Sağlanan metin:
━━━━━━
“Tecridin ve baskıların sonlandırılması” talebiyle cezaevlerinde başlatılan süresiz-dönüşümlü açlık grevi eylemi 160. gününe ulaştı. Sadece ailelerin verdiği desteğin yetmediğini vurgulayan tutuklu yakını Anargül Albak, “Tecrit devam ettiği sürece açlık grevleri de devam edecek. Tutuklulara yönelik baskı politikaları ve tecrit sona ersin” dedi.
Cezaevlerindeki siyasi tutukluların, “PKK lideri Abdullah Öcalan üzerinde süreklileşen tecridin sonlandırılması” talebiyle, kendilerine yönelik salgın sürecinde artan hak ihlallerini de protesto amacıyla başlattığı süresiz-dönüşümlü açlık grevi sürüyor.
Gruplar halinde beşer gün boyunca sürdürülen eylem 160’ıncı gününde.
Eylemin başladığı 27 Kasım 2020’den bu yana 100’den fazla cezaevine yayılan açlık grevinde binlerce tutuklunun yer aldığı belirtiliyor.
Cezaevlerindeki eyleme destek amacıyla Irak Kürdistan Bölgesi’ndeki Mahmur ile Yunanistan’daki Lavrio mülteci kamplarında kalanlar da açlık grevinde.
Mezopotamya Ajansı’na konuşan Van Tutuklu ve Hükümlü Aileleriyle Yardımlaşma ve Dayanışma Derneği (TUHAY-DER) üyesi Kenan Kara, tutukluların seslerinin yeterince duyulmadığını vurguladı.
Bu süreçte tek tek tutuklulara ulaşmanın zorlaştığını belirten Kara, şunları söyledi:
Tutuklulara ya avukatla ya da aileleriyle ulaşıp ancak bu şekilde durumlarını öğrenebiliyoruz. Dernek olarak yapmak istediğimiz görüşme başvuruları engellenip izin verilmiyor. Bu nedenle tutsaklarla birebir görüşmemiz mümkün olmuyor. Cezaevlerinde yaşanan hak ihlalleri ve işkencelerin farkındayız. Bu durumun karşısında güçlü bir tepki oluşmazsa ihlaller devam edecektir. Bunun örneklerini 2018 yılında Leyla Güven’in öncülüğünde başlatılan açlık grevlerinde gördük.
━━━━━━
Koordinat işaretleme kayıtları:
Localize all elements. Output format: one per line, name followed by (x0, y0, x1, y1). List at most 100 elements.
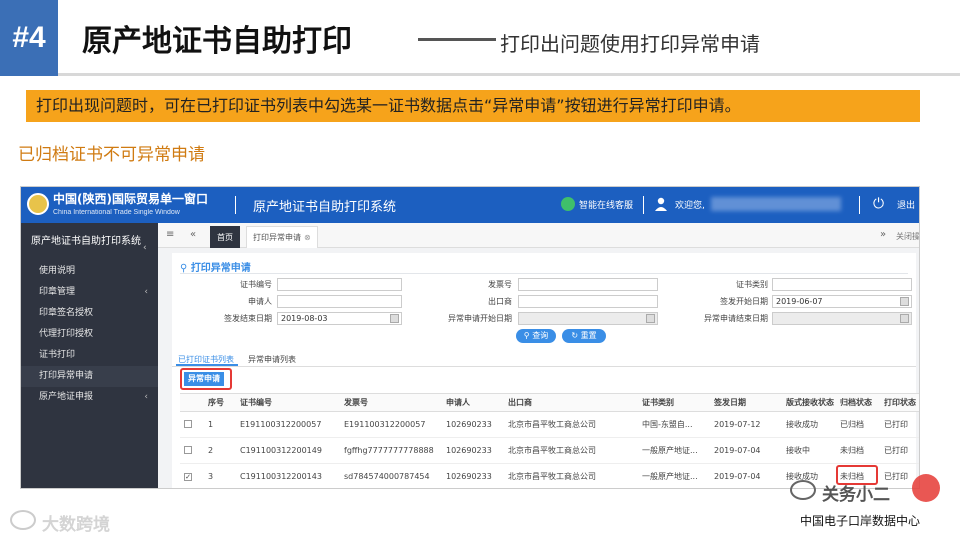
sidebar-item-label: 代理打印授权 (39, 329, 94, 339)
cert-type-label: 证书类别 (736, 280, 768, 289)
applicant-input[interactable] (277, 295, 402, 308)
tab-label: 打印异常申请 (253, 233, 301, 242)
cell-exporter: 北京市昌平牧工商总公司 (504, 437, 638, 464)
menu-icon[interactable]: ≡ (166, 229, 174, 240)
cell-cert-no: C191100312200143 (236, 463, 340, 488)
row-checkbox[interactable]: ✓ (180, 463, 204, 488)
exporter-input[interactable] (518, 295, 658, 308)
cell-archive-status: 未归档 (836, 437, 880, 464)
logout-button[interactable]: 退出 (897, 198, 915, 211)
col-archive-status: 归档状态 (836, 393, 880, 412)
sidebar-item-label: 印章签名授权 (39, 308, 94, 318)
cell-receive-status: 接收成功 (782, 411, 836, 438)
user-icon (655, 197, 667, 211)
row-checkbox[interactable] (180, 437, 204, 464)
cell-print-status: 已打印 (880, 437, 919, 464)
calendar-icon[interactable] (646, 314, 655, 323)
checkbox[interactable] (184, 445, 192, 454)
reset-button[interactable]: ↻ 重置 (562, 329, 606, 343)
abnormal-start-label: 异常申请开始日期 (448, 314, 512, 323)
sidebar-header: 原产地证书自助打印系统 (31, 236, 141, 247)
cell-invoice: sd784574000787454 (340, 463, 442, 488)
sidebar-item-print-abnormal[interactable]: 打印异常申请 (21, 366, 158, 387)
sidebar-item-origin-declare[interactable]: 原产地证申报 ‹ (21, 387, 158, 408)
col-print-status: 打印状态 (880, 393, 919, 412)
tab-print-abnormal[interactable]: 打印异常申请 ⊗ (246, 226, 318, 248)
app-screenshot: 中国(陕西)国际贸易单一窗口 China International Trade… (20, 186, 920, 489)
sidebar-item-seal-authorization[interactable]: 印章签名授权 (21, 303, 158, 324)
col-cert-no: 证书编号 (236, 393, 340, 412)
slide-subtitle: 打印出问题使用打印异常申请 (500, 32, 760, 56)
wechat-icon (790, 480, 816, 500)
instruction-banner: 打印出现问题时，可在已打印证书列表中勾选某一证书数据点击“异常申请”按钮进行异常… (26, 90, 920, 122)
divider (172, 366, 916, 367)
search-button[interactable]: ⚲ 查询 (516, 329, 556, 343)
cell-exporter: 北京市昌平牧工商总公司 (504, 463, 638, 488)
chevron-left-icon: ‹ (144, 392, 148, 402)
power-icon[interactable]: ⏻ (873, 196, 884, 212)
issue-end-value: 2019-08-03 (281, 314, 328, 323)
sidebar-item-label: 打印异常申请 (39, 371, 94, 381)
col-issue-date: 签发日期 (710, 393, 782, 412)
abnormal-start-input[interactable] (518, 312, 658, 325)
cell-cert-type: 一般原产地证... (638, 437, 710, 464)
cert-no-input[interactable] (277, 278, 402, 291)
sidebar-item-cert-print[interactable]: 证书打印 (21, 345, 158, 366)
table-row[interactable]: 2 C191100312200149 fgffhg7777777778888 1… (180, 437, 919, 464)
cell-archive-status: 已归档 (836, 411, 880, 438)
cell-applicant: 102690233 (442, 437, 504, 464)
sidebar-item-seal-management[interactable]: 印章管理 ‹ (21, 282, 158, 303)
sidebar-item-usage[interactable]: 使用说明 (21, 261, 158, 282)
tab-home[interactable]: 首页 (210, 226, 240, 248)
refresh-icon: ↻ (571, 331, 581, 340)
calendar-icon[interactable] (900, 297, 909, 306)
wechat-icon (10, 510, 36, 530)
highlight-box-button (180, 368, 232, 390)
cell-exporter: 北京市昌平牧工商总公司 (504, 411, 638, 438)
online-service-link[interactable]: 智能在线客服 (579, 198, 633, 211)
watermark-left: 大数跨境 (42, 515, 110, 535)
invoice-no-input[interactable] (518, 278, 658, 291)
issue-start-label: 签发开始日期 (720, 297, 768, 306)
col-invoice: 发票号 (340, 393, 442, 412)
calendar-icon[interactable] (390, 314, 399, 323)
tab-bar: ≡ « 首页 打印异常申请⊗ » 关闭操作 (158, 223, 919, 248)
table-row[interactable]: 1 E191100312200057 E191100312200057 1026… (180, 411, 919, 438)
abnormal-end-input[interactable] (772, 312, 912, 325)
checkbox-checked[interactable]: ✓ (184, 473, 192, 481)
issue-end-input[interactable]: 2019-08-03 (277, 312, 402, 325)
chevron-left-icon: ‹ (144, 287, 148, 297)
checkbox[interactable] (184, 419, 192, 428)
tab-abnormal-list[interactable]: 异常申请列表 (248, 354, 296, 365)
issue-start-value: 2019-06-07 (776, 297, 823, 306)
chevron-left-icon[interactable]: ‹ (143, 243, 147, 253)
topbar-divider (235, 196, 236, 214)
robot-icon[interactable] (561, 197, 575, 211)
row-checkbox[interactable] (180, 411, 204, 438)
sidebar-item-proxy-print[interactable]: 代理打印授权 (21, 324, 158, 345)
cell-seq: 1 (204, 411, 236, 438)
exporter-label: 出口商 (488, 297, 512, 306)
watermark-source: 中国电子口岸数据中心 (800, 514, 921, 528)
table-header-row: 序号 证书编号 发票号 申请人 出口商 证书类别 签发日期 版式接收状态 归档状… (180, 393, 919, 412)
calendar-icon[interactable] (900, 314, 909, 323)
slide-title: 原产地证书自助打印 (82, 24, 352, 59)
close-operations-menu[interactable]: 关闭操作 (896, 231, 919, 242)
printed-cert-table: 序号 证书编号 发票号 申请人 出口商 证书类别 签发日期 版式接收状态 归档状… (180, 393, 919, 488)
forward-icon[interactable]: » (880, 229, 886, 240)
back-icon[interactable]: « (190, 229, 196, 240)
col-applicant: 申请人 (442, 393, 504, 412)
app-topbar: 中国(陕西)国际贸易单一窗口 China International Trade… (21, 187, 919, 223)
brand-name-en: China International Trade Single Window (53, 209, 180, 216)
sidebar-item-label: 原产地证申报 (39, 392, 94, 402)
cert-type-select[interactable] (772, 278, 912, 291)
close-tab-icon[interactable]: ⊗ (304, 233, 311, 242)
col-cert-type: 证书类别 (638, 393, 710, 412)
applicant-label: 申请人 (248, 297, 272, 306)
sidebar-item-label: 使用说明 (39, 266, 76, 276)
cell-cert-no: E191100312200057 (236, 411, 340, 438)
cell-cert-type: 中国-东盟自... (638, 411, 710, 438)
cell-seq: 3 (204, 463, 236, 488)
sidebar: 原产地证书自助打印系统 ‹ 使用说明 印章管理 ‹ 印章签名授权 代理打印授权 证… (21, 223, 158, 488)
issue-start-input[interactable]: 2019-06-07 (772, 295, 912, 308)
━━━━━━
Verilen alıştırma 1: Açlık grevi haberindeki “Gruplar halinde beşer gün boyunca sürdürülen eylem 160’ıncı gününde.” cümlesini İngilizceye çevirin.
Verilen alıştırma 2: Listede "sidebar-item-label: 代理打印授权 (39, 329, 94, 339)" ifadesini içeren satırdan "tab-print-abnormal[interactable]: 打印异常申请 ⊗" ifadesini içeren satıra kadar olan satırları, bu iki satır da dahil olmak üzere, hiçbir değişiklik yapmadan aktarın.

Tam yanıt 1: The action, carried out in groups for five days at a time, is on its 160th day.

Tam yanıt 2:
sidebar-item-label: 代理打印授权 (39, 329, 94, 339)
cert-type-label: 证书类别 (736, 280, 768, 289)
applicant-input[interactable] (277, 295, 402, 308)
tab-label: 打印异常申请 (253, 233, 301, 242)
cell-exporter: 北京市昌平牧工商总公司 (504, 437, 638, 464)
menu-icon[interactable]: ≡ (166, 229, 174, 240)
cell-cert-no: C191100312200143 (236, 463, 340, 488)
row-checkbox[interactable]: ✓ (180, 463, 204, 488)
exporter-input[interactable] (518, 295, 658, 308)
cell-archive-status: 未归档 (836, 437, 880, 464)
logout-button[interactable]: 退出 (897, 198, 915, 211)
col-archive-status: 归档状态 (836, 393, 880, 412)
sidebar-item-label: 印章签名授权 (39, 308, 94, 318)
cell-receive-status: 接收成功 (782, 411, 836, 438)
user-icon (655, 197, 667, 211)
row-checkbox[interactable] (180, 437, 204, 464)
cell-print-status: 已打印 (880, 437, 919, 464)
calendar-icon[interactable] (646, 314, 655, 323)
checkbox[interactable] (184, 445, 192, 454)
reset-button[interactable]: ↻ 重置 (562, 329, 606, 343)
abnormal-start-label: 异常申请开始日期 (448, 314, 512, 323)
sidebar-header: 原产地证书自助打印系统 (31, 236, 141, 247)
cell-invoice: sd784574000787454 (340, 463, 442, 488)
sidebar-item-print-abnormal[interactable]: 打印异常申请 (21, 366, 158, 387)
sidebar-item-origin-declare[interactable]: 原产地证申报 ‹ (21, 387, 158, 408)
col-print-status: 打印状态 (880, 393, 919, 412)
tab-print-abnormal[interactable]: 打印异常申请 ⊗ (246, 226, 318, 248)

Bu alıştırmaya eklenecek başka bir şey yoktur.